Tarefa proposta a:
Segundo a crônica sobre o politicamente correto, em que país um ministro foi afastado por ter posto a mão no joelho de uma jornalista?

ENTRETANTO

Entretanto

Por: Renato Zupo | Categoria: Justiça | 15-11-2017 11:11 | 1621
Foto: Reprodução

PAREM O MUNDO!
Estou mesmo precisando fazer como Voltaire: largar pra lá os problemas do mundo, insolúveis, e ir cuidar do meu jardim. O finado amigo Edson Porfírio sempre me lembrava dessa frase do filósofo francês quando nos defrontávamos com alguma desesperança ou desalento. Hoje em dia as decepções se tornaram mais frequentes e intensas. Simplesmente não suporto mais esse idílio com o politicamente correto, porque está ficando mais fundamentalista, mais fóbico e ridículo: na Inglaterra, afastaram um ministro porque dez anos atrás (dez anos!) colocou a mão no joelho (no joelho!) de uma jornalista – feia pra caramba, aliás, e que esperou esse tempo todo para reclamar. Eta indecisão, hein? Ganhou seus minutinhos de fama e o ministro, defenestrado, se matou de vergonha.

Informações registradas:
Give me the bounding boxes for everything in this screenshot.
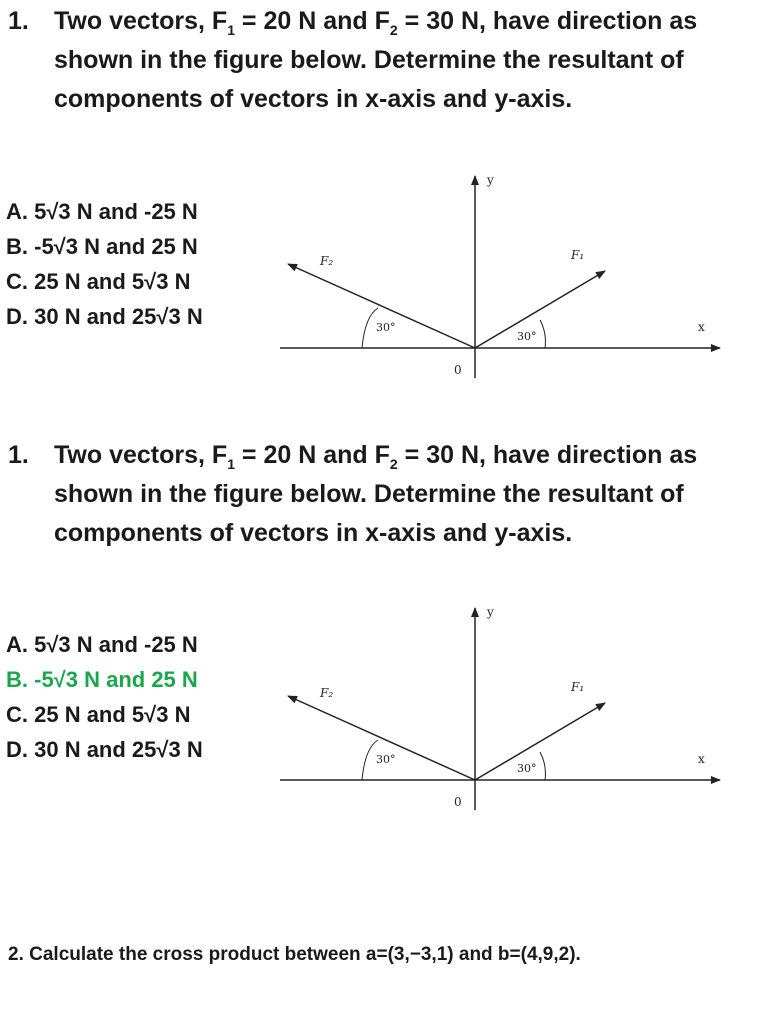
question-text: Two vectors, $F_1 = 20$ N and $F_2 = 30$ N, have direction as shown in the figure below. Determine the resultant of components of vectors in x-axis and y-axis. [54, 441, 698, 547]
angle-label-right: 30° [517, 330, 537, 343]
angle-label-left: 30° [376, 321, 396, 334]
f2-label: F₂ [320, 686, 334, 700]
f1-label: F₁ [571, 248, 585, 262]
vector-f1 [475, 703, 605, 780]
vector-diagram [270, 600, 730, 830]
angle-label-right: 30° [517, 762, 537, 775]
question-1-answer-block [0, 436, 760, 553]
x-label: x [698, 752, 705, 766]
option-c[interactable]: C. 25 N and 5√3 N [6, 269, 191, 294]
angle-arc-right [540, 320, 545, 348]
question-number: 1. [8, 441, 29, 469]
option-d[interactable]: D. 30 N and 25√3 N [6, 304, 203, 329]
y-label: y [487, 605, 494, 619]
option-a[interactable]: A. 5√3 N and -25 N [6, 632, 198, 657]
vector-f2 [288, 696, 475, 780]
answer-options [6, 194, 203, 334]
question-1-block [0, 2, 760, 119]
option-b-correct[interactable]: B. -5√3 N and 25 N [6, 667, 198, 692]
origin-label: 0 [454, 795, 462, 809]
option-a[interactable]: A. 5√3 N and -25 N [6, 199, 198, 224]
y-label: y [487, 173, 494, 187]
question-2: 2. Calculate the cross product between a=(3,−3,1) and b=(4,9,2). [8, 944, 581, 965]
option-b[interactable]: B. -5√3 N and 25 N [6, 234, 198, 259]
question-number: 1. [8, 7, 29, 35]
answer-options-with-answer [6, 627, 203, 767]
vector-f2 [288, 264, 475, 348]
question-text: Two vectors, $F_1 = 20$ N and $F_2 = 30$ N, have direction as shown in the figure below. Determine the resultant of components of vectors in x-axis and y-axis. [54, 7, 698, 113]
angle-arc-right [540, 752, 545, 780]
vector-diagram [270, 168, 730, 398]
f1-label: F₁ [571, 680, 585, 694]
angle-label-left: 30° [376, 753, 396, 766]
origin-label: 0 [454, 363, 462, 377]
option-c[interactable]: C. 25 N and 5√3 N [6, 702, 191, 727]
vector-f1 [475, 271, 605, 348]
option-d[interactable]: D. 30 N and 25√3 N [6, 737, 203, 762]
x-label: x [698, 320, 705, 334]
f2-label: F₂ [320, 254, 334, 268]
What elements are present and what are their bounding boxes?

Tarefa proposta b:
Por favor, reescreva apenas as linhas registradas que vão da que contém "441, 698, 547]" até a que contém "x-label: x [698, 752, 705, 766]", trocando "figure" por "diagram" e deixando todo o resto igual.

Resposta completa a:
Na Inglaterra.

Resposta completa b:
question-text: Two vectors, $F_1 = 20$ N and $F_2 = 30$ N, have direction as shown in the diagram below. Determine the resultant of components of vectors in x-axis and y-axis. [54, 441, 698, 547]
angle-label-right: 30° [517, 330, 537, 343]
angle-label-left: 30° [376, 321, 396, 334]
f2-label: F₂ [320, 686, 334, 700]
f1-label: F₁ [571, 248, 585, 262]
vector-f1 [475, 703, 605, 780]
vector-diagram [270, 600, 730, 830]
angle-label-right: 30° [517, 762, 537, 775]
question-1-answer-block [0, 436, 760, 553]
x-label: x [698, 752, 705, 766]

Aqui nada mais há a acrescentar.